Seite:
__________________________________________________

Die Lobbyisten aus dem Adresshandel hatten ganze Arbeit geleistet. Einwohnermeldeämter sollten die Daten von Bürgern an Adresshändler und Unternehmen grundsätzlich rausgeben dürfen, so hatten es Union und FDP letzten Juni mit dem Meldegesetz beschlossen (abgeordnetenwatch.de berichtete). Die Weitergabe seiner Daten hätte ein Bürger nur dann verhindern können, wenn er selbst aktiv geworden und Einspruch eingelegt hätte. Aber selbst für diesen Fall waren Ausnahmeregeln vorgesehen.

__________________________________________________

Aufgabenstellung:
Ersetze im Text über das Meldegesetz „Einwohnermeldeämter“ durch „Meldebehörden“ und gib die Stelle von „Die Lobbyisten aus“ bis „waren Ausnahmeregeln vorgesehen.“ wieder. Das Material stammt aus einer anderen Quelle als der Text über das Meldegesetz.

Datenabschnitt:
__________________________________________________

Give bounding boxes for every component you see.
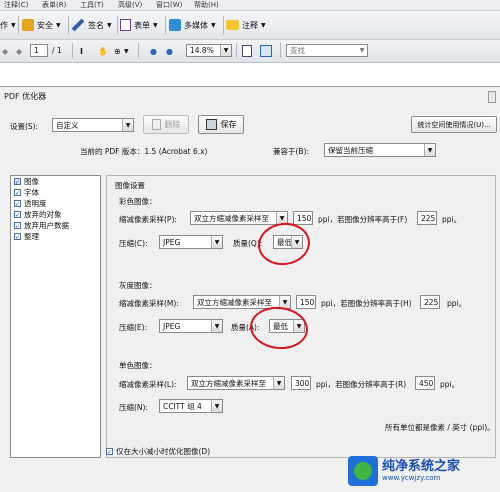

__________________________________________________

Antwort:
Die Lobbyisten aus dem Adresshandel hatten ganze Arbeit geleistet. Meldebehörden sollten die Daten von Bürgern an Adresshändler und Unternehmen grundsätzlich rausgeben dürfen, so hatten es Union und FDP letzten Juni mit dem Meldegesetz beschlossen (abgeordnetenwatch.de berichtete). Die Weitergabe seiner Daten hätte ein Bürger nur dann verhindern können, wenn er selbst aktiv geworden und Einspruch eingelegt hätte. Aber selbst für diesen Fall waren Ausnahmeregeln vorgesehen.